** Start MATERIAL FOR THE TASK **
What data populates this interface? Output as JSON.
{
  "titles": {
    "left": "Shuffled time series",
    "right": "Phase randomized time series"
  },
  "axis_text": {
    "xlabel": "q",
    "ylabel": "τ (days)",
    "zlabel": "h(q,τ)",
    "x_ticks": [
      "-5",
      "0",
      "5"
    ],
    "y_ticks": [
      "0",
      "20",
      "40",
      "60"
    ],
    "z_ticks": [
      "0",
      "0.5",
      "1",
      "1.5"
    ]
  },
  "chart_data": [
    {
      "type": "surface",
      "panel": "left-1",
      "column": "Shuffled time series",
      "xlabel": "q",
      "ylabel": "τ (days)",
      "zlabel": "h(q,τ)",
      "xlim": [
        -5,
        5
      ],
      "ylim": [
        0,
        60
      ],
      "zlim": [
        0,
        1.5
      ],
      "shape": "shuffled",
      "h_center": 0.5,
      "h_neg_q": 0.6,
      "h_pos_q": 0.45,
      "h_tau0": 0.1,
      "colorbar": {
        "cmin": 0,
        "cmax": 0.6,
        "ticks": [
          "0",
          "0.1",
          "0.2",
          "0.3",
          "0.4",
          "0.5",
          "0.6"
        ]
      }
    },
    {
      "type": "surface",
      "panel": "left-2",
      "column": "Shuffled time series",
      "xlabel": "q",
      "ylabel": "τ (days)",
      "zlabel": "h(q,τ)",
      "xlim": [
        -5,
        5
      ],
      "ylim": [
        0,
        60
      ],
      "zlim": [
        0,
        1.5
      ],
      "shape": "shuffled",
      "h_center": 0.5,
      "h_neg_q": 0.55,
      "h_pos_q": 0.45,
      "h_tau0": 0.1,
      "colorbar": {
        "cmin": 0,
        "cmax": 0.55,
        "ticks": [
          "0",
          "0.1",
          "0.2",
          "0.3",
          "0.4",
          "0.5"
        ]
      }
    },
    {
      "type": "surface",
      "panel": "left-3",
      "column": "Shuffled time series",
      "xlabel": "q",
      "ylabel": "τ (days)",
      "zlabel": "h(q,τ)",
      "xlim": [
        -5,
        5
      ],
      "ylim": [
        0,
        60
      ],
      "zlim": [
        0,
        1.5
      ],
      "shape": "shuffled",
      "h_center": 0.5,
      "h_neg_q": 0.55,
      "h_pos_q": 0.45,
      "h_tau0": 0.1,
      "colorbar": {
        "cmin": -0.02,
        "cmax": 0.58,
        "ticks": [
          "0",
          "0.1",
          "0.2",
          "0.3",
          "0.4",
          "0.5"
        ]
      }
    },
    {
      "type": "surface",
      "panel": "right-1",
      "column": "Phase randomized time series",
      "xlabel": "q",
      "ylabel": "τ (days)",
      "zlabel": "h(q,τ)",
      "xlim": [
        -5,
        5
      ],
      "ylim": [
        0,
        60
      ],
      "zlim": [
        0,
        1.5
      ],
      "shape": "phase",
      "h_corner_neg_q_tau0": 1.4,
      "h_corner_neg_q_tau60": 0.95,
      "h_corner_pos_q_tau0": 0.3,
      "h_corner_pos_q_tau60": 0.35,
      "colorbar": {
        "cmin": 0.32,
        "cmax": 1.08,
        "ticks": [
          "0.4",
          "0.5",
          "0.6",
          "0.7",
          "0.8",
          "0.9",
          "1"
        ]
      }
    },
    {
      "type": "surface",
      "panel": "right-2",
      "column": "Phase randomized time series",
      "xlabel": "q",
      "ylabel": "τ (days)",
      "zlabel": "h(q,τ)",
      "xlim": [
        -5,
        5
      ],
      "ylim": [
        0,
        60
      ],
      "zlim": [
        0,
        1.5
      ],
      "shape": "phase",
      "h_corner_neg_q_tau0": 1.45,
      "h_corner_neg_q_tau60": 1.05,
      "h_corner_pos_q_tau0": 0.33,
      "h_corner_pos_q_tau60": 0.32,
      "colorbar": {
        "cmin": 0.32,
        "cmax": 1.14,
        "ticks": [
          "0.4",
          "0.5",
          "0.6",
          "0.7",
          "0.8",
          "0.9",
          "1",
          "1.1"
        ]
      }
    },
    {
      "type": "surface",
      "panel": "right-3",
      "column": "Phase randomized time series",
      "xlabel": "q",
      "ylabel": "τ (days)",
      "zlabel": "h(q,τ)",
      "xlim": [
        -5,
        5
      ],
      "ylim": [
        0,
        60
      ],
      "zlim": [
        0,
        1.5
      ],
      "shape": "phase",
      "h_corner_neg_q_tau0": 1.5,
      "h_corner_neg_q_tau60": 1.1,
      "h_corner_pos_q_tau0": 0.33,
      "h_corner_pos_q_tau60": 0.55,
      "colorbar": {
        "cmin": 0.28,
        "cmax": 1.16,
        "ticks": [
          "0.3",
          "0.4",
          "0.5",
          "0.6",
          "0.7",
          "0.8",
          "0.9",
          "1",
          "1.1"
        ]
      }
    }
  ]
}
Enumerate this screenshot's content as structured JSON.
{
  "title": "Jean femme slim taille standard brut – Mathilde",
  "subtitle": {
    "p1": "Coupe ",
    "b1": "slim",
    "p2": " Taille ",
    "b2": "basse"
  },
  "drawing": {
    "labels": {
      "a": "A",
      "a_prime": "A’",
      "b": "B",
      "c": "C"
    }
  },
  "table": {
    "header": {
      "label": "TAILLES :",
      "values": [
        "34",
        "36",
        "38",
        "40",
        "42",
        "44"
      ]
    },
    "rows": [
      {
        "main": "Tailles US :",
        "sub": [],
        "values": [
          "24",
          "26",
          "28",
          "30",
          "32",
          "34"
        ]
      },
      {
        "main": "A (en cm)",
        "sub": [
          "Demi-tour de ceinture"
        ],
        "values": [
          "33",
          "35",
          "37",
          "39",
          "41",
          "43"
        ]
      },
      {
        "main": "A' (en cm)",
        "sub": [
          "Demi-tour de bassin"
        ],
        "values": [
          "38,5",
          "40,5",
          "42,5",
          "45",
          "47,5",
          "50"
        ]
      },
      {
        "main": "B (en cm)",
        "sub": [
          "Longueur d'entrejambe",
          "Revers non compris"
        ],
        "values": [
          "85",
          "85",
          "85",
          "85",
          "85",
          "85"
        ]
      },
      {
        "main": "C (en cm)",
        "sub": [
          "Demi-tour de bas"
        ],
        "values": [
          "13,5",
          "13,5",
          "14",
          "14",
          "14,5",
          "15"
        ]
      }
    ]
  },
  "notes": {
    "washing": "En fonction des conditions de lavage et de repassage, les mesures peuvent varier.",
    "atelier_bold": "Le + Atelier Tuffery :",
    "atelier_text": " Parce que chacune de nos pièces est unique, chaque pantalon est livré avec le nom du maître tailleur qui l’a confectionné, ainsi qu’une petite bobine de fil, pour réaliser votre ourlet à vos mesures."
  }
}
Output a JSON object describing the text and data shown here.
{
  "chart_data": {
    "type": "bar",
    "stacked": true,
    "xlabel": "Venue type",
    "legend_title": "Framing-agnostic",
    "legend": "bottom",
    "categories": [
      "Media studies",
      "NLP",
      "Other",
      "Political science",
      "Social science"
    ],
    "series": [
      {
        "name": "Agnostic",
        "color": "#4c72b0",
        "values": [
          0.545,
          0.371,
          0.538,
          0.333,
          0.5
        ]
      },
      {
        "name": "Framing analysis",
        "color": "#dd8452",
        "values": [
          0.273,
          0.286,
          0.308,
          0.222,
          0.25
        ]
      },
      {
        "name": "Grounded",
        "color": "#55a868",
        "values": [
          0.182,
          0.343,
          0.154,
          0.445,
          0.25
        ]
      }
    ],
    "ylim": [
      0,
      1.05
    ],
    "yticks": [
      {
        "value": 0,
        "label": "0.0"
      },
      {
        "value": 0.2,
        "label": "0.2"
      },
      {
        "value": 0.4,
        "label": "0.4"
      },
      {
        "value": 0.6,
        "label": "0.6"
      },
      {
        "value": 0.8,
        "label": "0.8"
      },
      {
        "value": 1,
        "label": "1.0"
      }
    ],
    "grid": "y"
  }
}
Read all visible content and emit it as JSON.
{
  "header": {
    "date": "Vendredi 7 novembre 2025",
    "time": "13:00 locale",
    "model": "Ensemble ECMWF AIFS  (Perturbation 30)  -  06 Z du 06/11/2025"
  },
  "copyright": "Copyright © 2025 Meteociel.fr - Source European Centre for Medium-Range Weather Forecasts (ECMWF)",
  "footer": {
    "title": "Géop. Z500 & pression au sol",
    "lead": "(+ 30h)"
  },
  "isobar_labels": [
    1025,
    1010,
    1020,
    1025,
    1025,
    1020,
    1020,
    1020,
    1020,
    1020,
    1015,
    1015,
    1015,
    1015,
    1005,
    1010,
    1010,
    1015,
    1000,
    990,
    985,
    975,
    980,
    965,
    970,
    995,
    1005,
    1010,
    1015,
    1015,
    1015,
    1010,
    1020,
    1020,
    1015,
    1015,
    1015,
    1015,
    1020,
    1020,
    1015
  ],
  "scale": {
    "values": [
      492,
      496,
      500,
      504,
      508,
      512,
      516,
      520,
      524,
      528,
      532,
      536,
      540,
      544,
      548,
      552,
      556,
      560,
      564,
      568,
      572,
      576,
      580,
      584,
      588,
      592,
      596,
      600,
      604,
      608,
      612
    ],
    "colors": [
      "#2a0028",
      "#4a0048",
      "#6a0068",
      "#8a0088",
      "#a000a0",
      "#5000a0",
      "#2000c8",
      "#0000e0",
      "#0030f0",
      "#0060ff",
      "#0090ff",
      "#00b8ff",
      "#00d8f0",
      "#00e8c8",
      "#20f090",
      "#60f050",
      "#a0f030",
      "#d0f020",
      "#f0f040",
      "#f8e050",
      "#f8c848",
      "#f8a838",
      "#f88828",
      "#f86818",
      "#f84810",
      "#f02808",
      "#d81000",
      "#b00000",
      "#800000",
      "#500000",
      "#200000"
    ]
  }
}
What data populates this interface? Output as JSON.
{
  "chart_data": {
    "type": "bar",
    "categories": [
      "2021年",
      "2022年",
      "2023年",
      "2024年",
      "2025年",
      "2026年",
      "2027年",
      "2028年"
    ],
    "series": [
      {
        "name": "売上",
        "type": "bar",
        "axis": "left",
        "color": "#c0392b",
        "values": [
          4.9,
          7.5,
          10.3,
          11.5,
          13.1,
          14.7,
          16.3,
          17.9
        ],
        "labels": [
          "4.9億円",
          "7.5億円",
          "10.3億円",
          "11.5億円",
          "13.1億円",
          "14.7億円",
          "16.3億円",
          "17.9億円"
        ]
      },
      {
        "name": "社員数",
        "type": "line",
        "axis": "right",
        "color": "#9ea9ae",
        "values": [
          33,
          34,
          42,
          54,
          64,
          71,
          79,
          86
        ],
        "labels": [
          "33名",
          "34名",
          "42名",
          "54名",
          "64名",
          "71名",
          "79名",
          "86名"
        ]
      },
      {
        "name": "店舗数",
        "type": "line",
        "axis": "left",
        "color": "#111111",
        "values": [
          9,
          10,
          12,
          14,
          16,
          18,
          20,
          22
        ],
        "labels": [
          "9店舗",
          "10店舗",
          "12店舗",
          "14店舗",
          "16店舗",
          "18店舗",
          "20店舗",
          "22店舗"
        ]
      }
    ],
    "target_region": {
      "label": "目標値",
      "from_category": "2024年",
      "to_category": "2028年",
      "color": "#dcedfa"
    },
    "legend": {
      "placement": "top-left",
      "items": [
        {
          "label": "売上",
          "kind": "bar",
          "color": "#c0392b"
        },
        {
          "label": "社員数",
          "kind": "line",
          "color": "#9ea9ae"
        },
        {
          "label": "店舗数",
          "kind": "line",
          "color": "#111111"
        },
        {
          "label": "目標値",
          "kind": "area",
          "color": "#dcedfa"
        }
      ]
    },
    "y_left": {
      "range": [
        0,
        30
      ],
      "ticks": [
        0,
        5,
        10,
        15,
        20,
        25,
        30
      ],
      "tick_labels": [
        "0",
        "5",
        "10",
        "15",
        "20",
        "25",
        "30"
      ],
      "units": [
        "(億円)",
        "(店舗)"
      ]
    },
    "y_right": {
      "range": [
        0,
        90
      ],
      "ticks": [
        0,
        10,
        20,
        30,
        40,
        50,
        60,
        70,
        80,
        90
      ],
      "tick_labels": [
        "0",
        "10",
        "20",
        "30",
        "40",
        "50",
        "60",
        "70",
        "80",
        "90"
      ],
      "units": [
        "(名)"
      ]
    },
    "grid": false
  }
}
** End MATERIAL FOR THE TASK **
WHAT THE TASK ASKS ▸
Gather each line from the entries above that includes the word "name".

RESULT ▸
        "name": "Agnostic",
        "name": "Framing analysis",
        "name": "Grounded",
        "name": "売上",
        "name": "社員数",
        "name": "店舗数",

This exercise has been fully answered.